[WORK TO BE COMPLETED]: Retype the full set of records. Keep every character identical.

Collection entries
•••••

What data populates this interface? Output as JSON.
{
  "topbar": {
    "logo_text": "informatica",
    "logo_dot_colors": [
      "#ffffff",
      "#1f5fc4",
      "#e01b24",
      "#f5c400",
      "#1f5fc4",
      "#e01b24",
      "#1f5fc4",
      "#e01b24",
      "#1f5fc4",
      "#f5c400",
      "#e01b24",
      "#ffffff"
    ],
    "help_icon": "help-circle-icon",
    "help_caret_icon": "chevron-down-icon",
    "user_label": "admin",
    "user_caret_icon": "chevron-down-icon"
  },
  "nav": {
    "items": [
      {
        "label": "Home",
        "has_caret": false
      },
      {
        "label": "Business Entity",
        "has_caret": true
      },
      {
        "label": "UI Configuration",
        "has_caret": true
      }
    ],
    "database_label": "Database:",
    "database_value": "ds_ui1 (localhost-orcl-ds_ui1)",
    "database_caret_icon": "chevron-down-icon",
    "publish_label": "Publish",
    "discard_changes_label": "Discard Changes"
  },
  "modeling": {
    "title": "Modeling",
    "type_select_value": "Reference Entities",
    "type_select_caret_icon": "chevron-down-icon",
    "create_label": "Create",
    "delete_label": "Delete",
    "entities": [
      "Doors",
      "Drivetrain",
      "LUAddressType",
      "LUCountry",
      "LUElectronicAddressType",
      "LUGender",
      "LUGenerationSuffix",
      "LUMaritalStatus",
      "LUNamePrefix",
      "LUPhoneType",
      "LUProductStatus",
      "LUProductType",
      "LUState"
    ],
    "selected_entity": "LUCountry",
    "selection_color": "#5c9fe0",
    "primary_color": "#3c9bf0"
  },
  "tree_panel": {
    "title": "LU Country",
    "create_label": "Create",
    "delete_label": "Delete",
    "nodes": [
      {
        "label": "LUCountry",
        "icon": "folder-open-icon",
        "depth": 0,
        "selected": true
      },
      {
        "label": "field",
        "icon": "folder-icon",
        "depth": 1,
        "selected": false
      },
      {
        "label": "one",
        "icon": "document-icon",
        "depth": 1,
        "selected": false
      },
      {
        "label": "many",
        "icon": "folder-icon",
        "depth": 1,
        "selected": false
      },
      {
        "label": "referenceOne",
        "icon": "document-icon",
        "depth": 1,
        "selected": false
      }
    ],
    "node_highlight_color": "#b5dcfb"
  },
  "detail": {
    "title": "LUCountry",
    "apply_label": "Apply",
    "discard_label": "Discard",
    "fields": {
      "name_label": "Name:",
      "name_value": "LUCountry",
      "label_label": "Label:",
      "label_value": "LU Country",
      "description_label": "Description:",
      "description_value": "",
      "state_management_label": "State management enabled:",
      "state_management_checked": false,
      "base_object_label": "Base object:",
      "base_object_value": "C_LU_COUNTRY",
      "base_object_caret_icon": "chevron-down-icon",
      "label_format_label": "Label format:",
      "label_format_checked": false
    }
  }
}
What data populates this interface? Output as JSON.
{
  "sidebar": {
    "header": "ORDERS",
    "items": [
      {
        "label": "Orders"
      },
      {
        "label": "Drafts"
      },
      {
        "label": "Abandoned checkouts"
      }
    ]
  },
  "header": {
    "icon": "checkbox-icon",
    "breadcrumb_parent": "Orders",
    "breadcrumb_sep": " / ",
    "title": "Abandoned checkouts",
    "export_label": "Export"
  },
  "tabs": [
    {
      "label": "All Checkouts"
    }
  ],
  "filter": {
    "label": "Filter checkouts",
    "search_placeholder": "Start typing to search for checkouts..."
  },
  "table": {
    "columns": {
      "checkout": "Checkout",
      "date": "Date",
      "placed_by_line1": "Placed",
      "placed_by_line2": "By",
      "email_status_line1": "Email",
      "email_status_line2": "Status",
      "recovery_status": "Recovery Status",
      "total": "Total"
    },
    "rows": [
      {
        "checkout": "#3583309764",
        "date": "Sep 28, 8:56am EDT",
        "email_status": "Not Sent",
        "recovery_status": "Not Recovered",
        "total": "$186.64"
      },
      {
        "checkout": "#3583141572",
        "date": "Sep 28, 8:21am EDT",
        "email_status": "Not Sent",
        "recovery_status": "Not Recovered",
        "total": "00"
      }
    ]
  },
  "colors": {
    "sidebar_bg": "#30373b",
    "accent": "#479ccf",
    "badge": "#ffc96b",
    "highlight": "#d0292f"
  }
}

•••••

[ANSWER FOR THIS EXERCISE]:
What data populates this interface? Output as JSON.
{
  "topbar": {
    "logo_text": "informatica",
    "logo_dot_colors": [
      "#ffffff",
      "#1f5fc4",
      "#e01b24",
      "#f5c400",
      "#1f5fc4",
      "#e01b24",
      "#1f5fc4",
      "#e01b24",
      "#1f5fc4",
      "#f5c400",
      "#e01b24",
      "#ffffff"
    ],
    "help_icon": "help-circle-icon",
    "help_caret_icon": "chevron-down-icon",
    "user_label": "admin",
    "user_caret_icon": "chevron-down-icon"
  },
  "nav": {
    "items": [
      {
        "label": "Home",
        "has_caret": false
      },
      {
        "label": "Business Entity",
        "has_caret": true
      },
      {
        "label": "UI Configuration",
        "has_caret": true
      }
    ],
    "database_label": "Database:",
    "database_value": "ds_ui1 (localhost-orcl-ds_ui1)",
    "database_caret_icon": "chevron-down-icon",
    "publish_label": "Publish",
    "discard_changes_label": "Discard Changes"
  },
  "modeling": {
    "title": "Modeling",
    "type_select_value": "Reference Entities",
    "type_select_caret_icon": "chevron-down-icon",
    "create_label": "Create",
    "delete_label": "Delete",
    "entities": [
      "Doors",
      "Drivetrain",
      "LUAddressType",
      "LUCountry",
      "LUElectronicAddressType",
      "LUGender",
      "LUGenerationSuffix",
      "LUMaritalStatus",
      "LUNamePrefix",
      "LUPhoneType",
      "LUProductStatus",
      "LUProductType",
      "LUState"
    ],
    "selected_entity": "LUCountry",
    "selection_color": "#5c9fe0",
    "primary_color": "#3c9bf0"
  },
  "tree_panel": {
    "title": "LU Country",
    "create_label": "Create",
    "delete_label": "Delete",
    "nodes": [
      {
        "label": "LUCountry",
        "icon": "folder-open-icon",
        "depth": 0,
        "selected": true
      },
      {
        "label": "field",
        "icon": "folder-icon",
        "depth": 1,
        "selected": false
      },
      {
        "label": "one",
        "icon": "document-icon",
        "depth": 1,
        "selected": false
      },
      {
        "label": "many",
        "icon": "folder-icon",
        "depth": 1,
        "selected": false
      },
      {
        "label": "referenceOne",
        "icon": "document-icon",
        "depth": 1,
        "selected": false
      }
    ],
    "node_highlight_color": "#b5dcfb"
  },
  "detail": {
    "title": "LUCountry",
    "apply_label": "Apply",
    "discard_label": "Discard",
    "fields": {
      "name_label": "Name:",
      "name_value": "LUCountry",
      "label_label": "Label:",
      "label_value": "LU Country",
      "description_label": "Description:",
      "description_value": "",
      "state_management_label": "State management enabled:",
      "state_management_checked": false,
      "base_object_label": "Base object:",
      "base_object_value": "C_LU_COUNTRY",
      "base_object_caret_icon": "chevron-down-icon",
      "label_format_label": "Label format:",
      "label_format_checked": false
    }
  }
}
What data populates this interface? Output as JSON.
{
  "sidebar": {
    "header": "ORDERS",
    "items": [
      {
        "label": "Orders"
      },
      {
        "label": "Drafts"
      },
      {
        "label": "Abandoned checkouts"
      }
    ]
  },
  "header": {
    "icon": "checkbox-icon",
    "breadcrumb_parent": "Orders",
    "breadcrumb_sep": " / ",
    "title": "Abandoned checkouts",
    "export_label": "Export"
  },
  "tabs": [
    {
      "label": "All Checkouts"
    }
  ],
  "filter": {
    "label": "Filter checkouts",
    "search_placeholder": "Start typing to search for checkouts..."
  },
  "table": {
    "columns": {
      "checkout": "Checkout",
      "date": "Date",
      "placed_by_line1": "Placed",
      "placed_by_line2": "By",
      "email_status_line1": "Email",
      "email_status_line2": "Status",
      "recovery_status": "Recovery Status",
      "total": "Total"
    },
    "rows": [
      {
        "checkout": "#3583309764",
        "date": "Sep 28, 8:56am EDT",
        "email_status": "Not Sent",
        "recovery_status": "Not Recovered",
        "total": "$186.64"
      },
      {
        "checkout": "#3583141572",
        "date": "Sep 28, 8:21am EDT",
        "email_status": "Not Sent",
        "recovery_status": "Not Recovered",
        "total": "00"
      }
    ]
  },
  "colors": {
    "sidebar_bg": "#30373b",
    "accent": "#479ccf",
    "badge": "#ffc96b",
    "highlight": "#d0292f"
  }
}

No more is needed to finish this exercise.